> **WORK TO DO**: Pull every line holding the string "Saadli" from the records below.

> **INFORMATION SUPPLIED**:
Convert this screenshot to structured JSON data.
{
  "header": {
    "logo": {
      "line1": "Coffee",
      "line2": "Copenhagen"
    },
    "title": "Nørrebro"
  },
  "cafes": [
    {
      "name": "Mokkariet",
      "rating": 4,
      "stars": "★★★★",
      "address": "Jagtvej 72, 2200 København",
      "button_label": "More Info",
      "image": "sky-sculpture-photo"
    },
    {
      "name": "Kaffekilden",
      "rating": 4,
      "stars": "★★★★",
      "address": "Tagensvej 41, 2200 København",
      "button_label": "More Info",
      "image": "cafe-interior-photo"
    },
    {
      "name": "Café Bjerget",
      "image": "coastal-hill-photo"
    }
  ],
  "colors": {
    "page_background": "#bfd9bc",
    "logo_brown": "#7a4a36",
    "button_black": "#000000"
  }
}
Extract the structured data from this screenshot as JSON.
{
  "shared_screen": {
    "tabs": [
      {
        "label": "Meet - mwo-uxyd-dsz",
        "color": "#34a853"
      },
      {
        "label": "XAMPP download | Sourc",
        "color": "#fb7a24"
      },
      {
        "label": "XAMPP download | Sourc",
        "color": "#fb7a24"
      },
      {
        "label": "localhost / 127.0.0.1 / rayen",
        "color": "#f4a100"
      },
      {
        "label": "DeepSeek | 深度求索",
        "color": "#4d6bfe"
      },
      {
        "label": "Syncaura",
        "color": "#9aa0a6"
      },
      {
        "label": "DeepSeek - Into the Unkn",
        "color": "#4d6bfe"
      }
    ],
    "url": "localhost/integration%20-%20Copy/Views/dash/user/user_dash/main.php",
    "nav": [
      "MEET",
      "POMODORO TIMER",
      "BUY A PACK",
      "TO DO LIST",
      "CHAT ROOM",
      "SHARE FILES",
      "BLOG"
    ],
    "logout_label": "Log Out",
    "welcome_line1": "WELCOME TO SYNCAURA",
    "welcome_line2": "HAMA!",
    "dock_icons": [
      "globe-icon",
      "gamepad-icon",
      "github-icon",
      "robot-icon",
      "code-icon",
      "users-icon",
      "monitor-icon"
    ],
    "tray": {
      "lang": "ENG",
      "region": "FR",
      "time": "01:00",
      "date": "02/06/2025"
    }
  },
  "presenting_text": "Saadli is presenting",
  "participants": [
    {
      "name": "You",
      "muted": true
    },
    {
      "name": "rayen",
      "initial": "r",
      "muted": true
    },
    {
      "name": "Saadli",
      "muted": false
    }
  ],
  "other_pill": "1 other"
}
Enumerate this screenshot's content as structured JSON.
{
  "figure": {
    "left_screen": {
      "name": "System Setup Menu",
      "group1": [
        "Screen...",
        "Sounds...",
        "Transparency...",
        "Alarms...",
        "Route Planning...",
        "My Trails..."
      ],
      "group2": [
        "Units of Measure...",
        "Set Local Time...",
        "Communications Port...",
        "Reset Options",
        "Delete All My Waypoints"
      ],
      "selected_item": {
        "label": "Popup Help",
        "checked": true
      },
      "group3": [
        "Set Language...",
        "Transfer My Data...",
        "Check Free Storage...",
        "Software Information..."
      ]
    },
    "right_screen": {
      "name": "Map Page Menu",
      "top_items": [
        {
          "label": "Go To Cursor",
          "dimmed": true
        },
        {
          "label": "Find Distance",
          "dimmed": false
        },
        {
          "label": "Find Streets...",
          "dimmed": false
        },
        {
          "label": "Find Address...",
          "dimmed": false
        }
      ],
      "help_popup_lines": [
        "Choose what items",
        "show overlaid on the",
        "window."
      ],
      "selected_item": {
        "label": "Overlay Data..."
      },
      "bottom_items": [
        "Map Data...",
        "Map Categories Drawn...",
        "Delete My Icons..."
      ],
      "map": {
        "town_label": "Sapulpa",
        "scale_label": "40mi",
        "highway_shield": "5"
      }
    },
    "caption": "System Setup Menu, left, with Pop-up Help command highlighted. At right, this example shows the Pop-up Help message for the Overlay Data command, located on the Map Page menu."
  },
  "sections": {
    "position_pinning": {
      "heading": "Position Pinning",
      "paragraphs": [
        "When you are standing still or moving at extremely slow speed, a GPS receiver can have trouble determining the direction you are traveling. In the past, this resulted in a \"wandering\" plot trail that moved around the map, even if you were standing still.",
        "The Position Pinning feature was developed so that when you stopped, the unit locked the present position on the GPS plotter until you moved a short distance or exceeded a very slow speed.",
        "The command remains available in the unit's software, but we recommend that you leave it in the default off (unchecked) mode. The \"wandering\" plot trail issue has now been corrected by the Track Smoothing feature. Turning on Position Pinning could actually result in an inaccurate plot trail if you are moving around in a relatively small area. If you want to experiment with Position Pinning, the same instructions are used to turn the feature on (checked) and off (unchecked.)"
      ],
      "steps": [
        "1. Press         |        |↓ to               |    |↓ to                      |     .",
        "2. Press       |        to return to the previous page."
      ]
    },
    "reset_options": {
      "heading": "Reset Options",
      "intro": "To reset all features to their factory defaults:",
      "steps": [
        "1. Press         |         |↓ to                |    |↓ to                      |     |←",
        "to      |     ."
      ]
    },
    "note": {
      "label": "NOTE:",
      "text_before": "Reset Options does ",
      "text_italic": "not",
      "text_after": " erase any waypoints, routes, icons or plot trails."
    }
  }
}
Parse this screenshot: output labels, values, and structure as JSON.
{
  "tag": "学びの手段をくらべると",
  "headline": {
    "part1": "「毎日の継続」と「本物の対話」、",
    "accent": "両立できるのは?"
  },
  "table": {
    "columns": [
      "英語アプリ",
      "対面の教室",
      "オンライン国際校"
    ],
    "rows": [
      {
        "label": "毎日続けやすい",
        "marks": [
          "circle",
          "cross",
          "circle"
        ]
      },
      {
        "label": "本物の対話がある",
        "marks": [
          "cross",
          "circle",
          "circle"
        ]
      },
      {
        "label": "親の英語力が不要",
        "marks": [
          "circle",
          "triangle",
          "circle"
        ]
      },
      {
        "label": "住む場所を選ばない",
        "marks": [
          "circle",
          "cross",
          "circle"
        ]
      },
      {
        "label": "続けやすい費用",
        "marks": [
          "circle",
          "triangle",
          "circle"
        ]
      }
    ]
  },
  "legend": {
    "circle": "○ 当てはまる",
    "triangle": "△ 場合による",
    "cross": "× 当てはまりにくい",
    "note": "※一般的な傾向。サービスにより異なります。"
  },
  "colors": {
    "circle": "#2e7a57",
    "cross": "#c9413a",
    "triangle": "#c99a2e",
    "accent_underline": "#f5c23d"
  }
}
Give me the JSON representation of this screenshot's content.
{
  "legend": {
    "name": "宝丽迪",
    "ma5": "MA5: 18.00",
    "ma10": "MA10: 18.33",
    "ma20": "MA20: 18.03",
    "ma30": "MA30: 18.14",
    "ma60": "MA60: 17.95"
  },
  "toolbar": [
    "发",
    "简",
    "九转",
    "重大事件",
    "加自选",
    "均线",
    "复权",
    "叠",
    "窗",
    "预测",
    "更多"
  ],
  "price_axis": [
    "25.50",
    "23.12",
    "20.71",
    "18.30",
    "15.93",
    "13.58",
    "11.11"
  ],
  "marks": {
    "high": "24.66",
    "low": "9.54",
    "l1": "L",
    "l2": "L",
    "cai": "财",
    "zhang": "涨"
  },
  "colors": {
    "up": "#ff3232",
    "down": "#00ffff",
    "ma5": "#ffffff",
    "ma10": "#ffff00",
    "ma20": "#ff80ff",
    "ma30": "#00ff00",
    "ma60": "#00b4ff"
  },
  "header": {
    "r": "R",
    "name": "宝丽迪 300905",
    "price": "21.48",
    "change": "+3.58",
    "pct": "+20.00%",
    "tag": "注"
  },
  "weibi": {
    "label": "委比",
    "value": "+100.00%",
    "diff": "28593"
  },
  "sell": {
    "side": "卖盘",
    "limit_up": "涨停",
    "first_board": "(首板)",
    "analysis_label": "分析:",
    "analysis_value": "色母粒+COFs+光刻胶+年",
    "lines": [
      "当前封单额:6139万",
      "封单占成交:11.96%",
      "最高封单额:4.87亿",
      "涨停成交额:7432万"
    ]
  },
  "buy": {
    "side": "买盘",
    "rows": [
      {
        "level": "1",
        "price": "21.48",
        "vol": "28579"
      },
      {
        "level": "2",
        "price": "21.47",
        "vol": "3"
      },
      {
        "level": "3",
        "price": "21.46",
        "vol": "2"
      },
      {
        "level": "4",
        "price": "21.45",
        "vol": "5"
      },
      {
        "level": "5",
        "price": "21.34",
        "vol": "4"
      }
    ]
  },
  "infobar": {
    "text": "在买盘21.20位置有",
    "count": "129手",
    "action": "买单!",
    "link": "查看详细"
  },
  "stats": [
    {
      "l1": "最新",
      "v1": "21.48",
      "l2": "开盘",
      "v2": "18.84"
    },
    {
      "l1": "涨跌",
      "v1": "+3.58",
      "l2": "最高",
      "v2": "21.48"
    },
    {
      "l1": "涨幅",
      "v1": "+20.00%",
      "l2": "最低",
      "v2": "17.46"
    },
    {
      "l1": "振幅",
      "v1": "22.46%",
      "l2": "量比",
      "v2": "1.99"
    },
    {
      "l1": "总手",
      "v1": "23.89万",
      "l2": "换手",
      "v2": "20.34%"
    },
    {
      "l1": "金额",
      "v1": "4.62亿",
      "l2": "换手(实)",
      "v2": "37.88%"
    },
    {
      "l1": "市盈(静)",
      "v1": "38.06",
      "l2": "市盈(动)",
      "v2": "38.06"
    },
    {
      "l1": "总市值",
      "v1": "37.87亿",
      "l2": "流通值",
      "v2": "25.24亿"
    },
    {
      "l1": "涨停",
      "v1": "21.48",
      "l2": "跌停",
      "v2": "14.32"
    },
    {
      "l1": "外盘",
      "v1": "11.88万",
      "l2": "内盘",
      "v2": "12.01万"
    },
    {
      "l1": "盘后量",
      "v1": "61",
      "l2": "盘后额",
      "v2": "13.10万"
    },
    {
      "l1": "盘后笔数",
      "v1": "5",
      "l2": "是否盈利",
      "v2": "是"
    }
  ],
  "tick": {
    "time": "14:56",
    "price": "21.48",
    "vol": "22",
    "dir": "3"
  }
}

> **SOLUTION TO THIS TASK**:
  "presenting_text": "Saadli is presenting",
      "name": "Saadli",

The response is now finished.